#### SET TASK
Reproduce the listing below character for character; drop every image.

#### RECORDED INFORMATION
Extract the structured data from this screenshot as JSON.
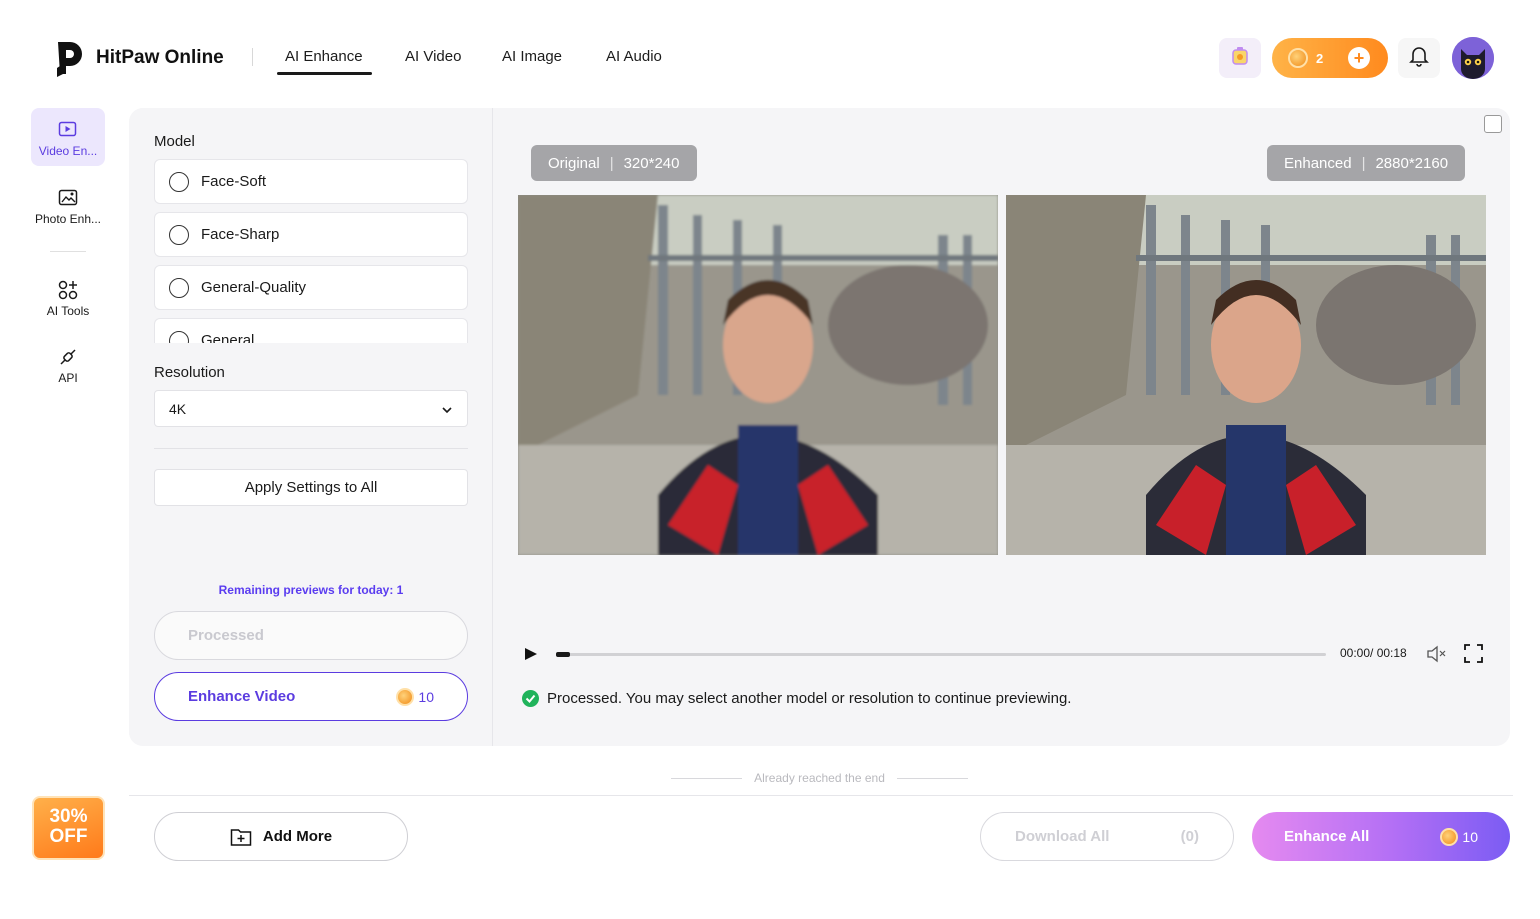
{
  "header": {
    "brand": "HitPaw Online",
    "nav": [
      "AI Enhance",
      "AI Video",
      "AI Image",
      "AI Audio"
    ],
    "credits": "2",
    "icons": [
      "gift-icon",
      "coin-icon",
      "plus-icon",
      "bell-icon",
      "avatar-image"
    ]
  },
  "sidebar": {
    "items": [
      {
        "label": "Video En...",
        "icon": "video-hd-icon"
      },
      {
        "label": "Photo Enh...",
        "icon": "photo-hd-icon"
      },
      {
        "label": "AI Tools",
        "icon": "tools-grid-icon"
      },
      {
        "label": "API",
        "icon": "plug-icon"
      }
    ]
  },
  "settings": {
    "model_label": "Model",
    "models": [
      "Face-Soft",
      "Face-Sharp",
      "General-Quality",
      "General"
    ],
    "resolution_label": "Resolution",
    "resolution_value": "4K",
    "apply_label": "Apply Settings to All",
    "remaining": "Remaining previews for today: 1",
    "processed_label": "Processed",
    "enhance_label": "Enhance Video",
    "enhance_cost": "10"
  },
  "preview": {
    "original_label": "Original",
    "original_size": "320*240",
    "enhanced_label": "Enhanced",
    "enhanced_size": "2880*2160",
    "time": "00:00/ 00:18",
    "progress": 0.0,
    "status": "Processed. You may select another model or resolution to continue previewing."
  },
  "footer": {
    "end_note": "Already reached the end",
    "promo_line1": "30%",
    "promo_line2": "OFF",
    "add_more": "Add More",
    "download_all": "Download All",
    "download_count": "(0)",
    "enhance_all": "Enhance All",
    "enhance_all_cost": "10"
  },
  "colors": {
    "accent": "#5b3ce0",
    "orange": "#ff8a1e",
    "success": "#20b35b"
  }
}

#### FULL SOLUTION
Extract the structured data from this screenshot as JSON.
{
  "header": {
    "brand": "HitPaw Online",
    "nav": [
      "AI Enhance",
      "AI Video",
      "AI Image",
      "AI Audio"
    ],
    "credits": "2",
    "icons": [
      "gift-icon",
      "coin-icon",
      "plus-icon",
      "bell-icon",
      "avatar-image"
    ]
  },
  "sidebar": {
    "items": [
      {
        "label": "Video En...",
        "icon": "video-hd-icon"
      },
      {
        "label": "Photo Enh...",
        "icon": "photo-hd-icon"
      },
      {
        "label": "AI Tools",
        "icon": "tools-grid-icon"
      },
      {
        "label": "API",
        "icon": "plug-icon"
      }
    ]
  },
  "settings": {
    "model_label": "Model",
    "models": [
      "Face-Soft",
      "Face-Sharp",
      "General-Quality",
      "General"
    ],
    "resolution_label": "Resolution",
    "resolution_value": "4K",
    "apply_label": "Apply Settings to All",
    "remaining": "Remaining previews for today: 1",
    "processed_label": "Processed",
    "enhance_label": "Enhance Video",
    "enhance_cost": "10"
  },
  "preview": {
    "original_label": "Original",
    "original_size": "320*240",
    "enhanced_label": "Enhanced",
    "enhanced_size": "2880*2160",
    "time": "00:00/ 00:18",
    "progress": 0.0,
    "status": "Processed. You may select another model or resolution to continue previewing."
  },
  "footer": {
    "end_note": "Already reached the end",
    "promo_line1": "30%",
    "promo_line2": "OFF",
    "add_more": "Add More",
    "download_all": "Download All",
    "download_count": "(0)",
    "enhance_all": "Enhance All",
    "enhance_all_cost": "10"
  },
  "colors": {
    "accent": "#5b3ce0",
    "orange": "#ff8a1e",
    "success": "#20b35b"
  }
}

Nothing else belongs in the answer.